→ Brief
Find every line in the listing that contains the string "heading" and copy each one out in full.

----------

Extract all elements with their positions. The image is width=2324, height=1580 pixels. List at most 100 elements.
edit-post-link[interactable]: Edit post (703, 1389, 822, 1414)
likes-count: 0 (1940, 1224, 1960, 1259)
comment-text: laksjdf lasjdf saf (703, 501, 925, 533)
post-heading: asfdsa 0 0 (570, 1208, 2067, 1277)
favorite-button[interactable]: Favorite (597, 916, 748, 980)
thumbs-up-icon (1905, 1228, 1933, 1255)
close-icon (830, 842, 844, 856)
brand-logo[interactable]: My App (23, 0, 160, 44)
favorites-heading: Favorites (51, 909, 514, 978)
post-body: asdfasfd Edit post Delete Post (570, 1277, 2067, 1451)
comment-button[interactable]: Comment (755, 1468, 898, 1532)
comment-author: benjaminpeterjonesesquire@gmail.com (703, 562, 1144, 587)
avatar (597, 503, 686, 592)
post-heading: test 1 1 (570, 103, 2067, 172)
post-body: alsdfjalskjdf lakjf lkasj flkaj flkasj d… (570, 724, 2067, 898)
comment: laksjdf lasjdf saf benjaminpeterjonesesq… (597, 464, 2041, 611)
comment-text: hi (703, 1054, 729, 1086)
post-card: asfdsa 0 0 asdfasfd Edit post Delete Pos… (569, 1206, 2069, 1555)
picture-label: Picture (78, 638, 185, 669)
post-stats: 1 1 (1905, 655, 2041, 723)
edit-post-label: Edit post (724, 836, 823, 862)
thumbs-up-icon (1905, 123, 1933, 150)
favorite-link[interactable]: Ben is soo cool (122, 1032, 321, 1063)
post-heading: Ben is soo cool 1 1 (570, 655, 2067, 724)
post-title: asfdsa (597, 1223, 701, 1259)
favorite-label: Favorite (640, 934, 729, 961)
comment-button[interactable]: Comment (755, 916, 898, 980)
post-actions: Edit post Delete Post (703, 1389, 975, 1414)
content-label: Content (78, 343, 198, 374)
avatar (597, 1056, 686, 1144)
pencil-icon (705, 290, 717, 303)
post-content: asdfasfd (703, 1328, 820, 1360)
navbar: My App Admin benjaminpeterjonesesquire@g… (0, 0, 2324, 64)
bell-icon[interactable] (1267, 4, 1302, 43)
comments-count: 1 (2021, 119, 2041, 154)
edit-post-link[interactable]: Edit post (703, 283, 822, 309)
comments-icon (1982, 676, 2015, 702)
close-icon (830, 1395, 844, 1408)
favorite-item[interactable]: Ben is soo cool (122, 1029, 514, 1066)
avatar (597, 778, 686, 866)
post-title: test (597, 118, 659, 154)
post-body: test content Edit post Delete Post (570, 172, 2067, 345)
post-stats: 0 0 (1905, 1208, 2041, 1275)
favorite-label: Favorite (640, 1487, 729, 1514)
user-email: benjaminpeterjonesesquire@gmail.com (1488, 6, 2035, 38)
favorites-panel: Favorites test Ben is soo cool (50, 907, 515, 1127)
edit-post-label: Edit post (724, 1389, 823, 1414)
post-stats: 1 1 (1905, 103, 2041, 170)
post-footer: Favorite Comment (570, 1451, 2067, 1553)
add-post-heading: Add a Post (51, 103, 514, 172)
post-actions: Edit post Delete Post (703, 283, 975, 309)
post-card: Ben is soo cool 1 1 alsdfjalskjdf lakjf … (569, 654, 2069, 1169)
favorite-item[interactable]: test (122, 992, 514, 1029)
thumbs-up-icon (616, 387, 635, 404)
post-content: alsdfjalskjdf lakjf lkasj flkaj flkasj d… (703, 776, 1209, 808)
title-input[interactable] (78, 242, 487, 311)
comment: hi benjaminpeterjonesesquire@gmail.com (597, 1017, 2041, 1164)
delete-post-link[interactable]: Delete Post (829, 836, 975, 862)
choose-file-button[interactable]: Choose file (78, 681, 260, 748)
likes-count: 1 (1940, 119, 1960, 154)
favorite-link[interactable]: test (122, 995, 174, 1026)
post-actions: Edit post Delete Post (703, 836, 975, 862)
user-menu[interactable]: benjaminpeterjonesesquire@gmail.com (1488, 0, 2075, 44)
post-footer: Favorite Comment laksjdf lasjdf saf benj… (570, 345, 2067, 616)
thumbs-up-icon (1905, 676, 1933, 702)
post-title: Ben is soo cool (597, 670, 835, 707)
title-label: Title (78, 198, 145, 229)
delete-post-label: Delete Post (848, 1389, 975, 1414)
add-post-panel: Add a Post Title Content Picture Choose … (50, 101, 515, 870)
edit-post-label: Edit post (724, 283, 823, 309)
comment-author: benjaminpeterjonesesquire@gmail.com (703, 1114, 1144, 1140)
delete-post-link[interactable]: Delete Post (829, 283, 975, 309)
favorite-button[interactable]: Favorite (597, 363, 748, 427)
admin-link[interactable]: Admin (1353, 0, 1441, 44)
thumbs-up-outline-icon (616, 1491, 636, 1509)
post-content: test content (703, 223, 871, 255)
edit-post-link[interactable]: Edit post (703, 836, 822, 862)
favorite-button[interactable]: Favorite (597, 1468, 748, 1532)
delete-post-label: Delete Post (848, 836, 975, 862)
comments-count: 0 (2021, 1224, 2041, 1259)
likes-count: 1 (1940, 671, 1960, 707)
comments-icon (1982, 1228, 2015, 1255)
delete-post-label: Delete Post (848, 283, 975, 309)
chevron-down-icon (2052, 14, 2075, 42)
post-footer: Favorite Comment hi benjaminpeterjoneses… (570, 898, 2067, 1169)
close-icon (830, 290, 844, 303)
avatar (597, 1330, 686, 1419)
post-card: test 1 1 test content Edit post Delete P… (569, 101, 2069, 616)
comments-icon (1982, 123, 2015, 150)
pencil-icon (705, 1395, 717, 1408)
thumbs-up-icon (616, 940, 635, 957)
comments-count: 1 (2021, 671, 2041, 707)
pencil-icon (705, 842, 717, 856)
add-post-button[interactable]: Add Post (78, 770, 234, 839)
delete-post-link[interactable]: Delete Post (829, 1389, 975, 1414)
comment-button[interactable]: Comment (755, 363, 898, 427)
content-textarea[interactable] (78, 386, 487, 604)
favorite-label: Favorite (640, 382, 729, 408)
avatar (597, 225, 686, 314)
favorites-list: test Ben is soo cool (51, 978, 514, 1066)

----------

→ Answer to the problem
post-heading: asfdsa 0 0 (570, 1208, 2067, 1277)
favorites-heading: Favorites (51, 909, 514, 978)
post-heading: test 1 1 (570, 103, 2067, 172)
post-heading: Ben is soo cool 1 1 (570, 655, 2067, 724)
add-post-heading: Add a Post (51, 103, 514, 172)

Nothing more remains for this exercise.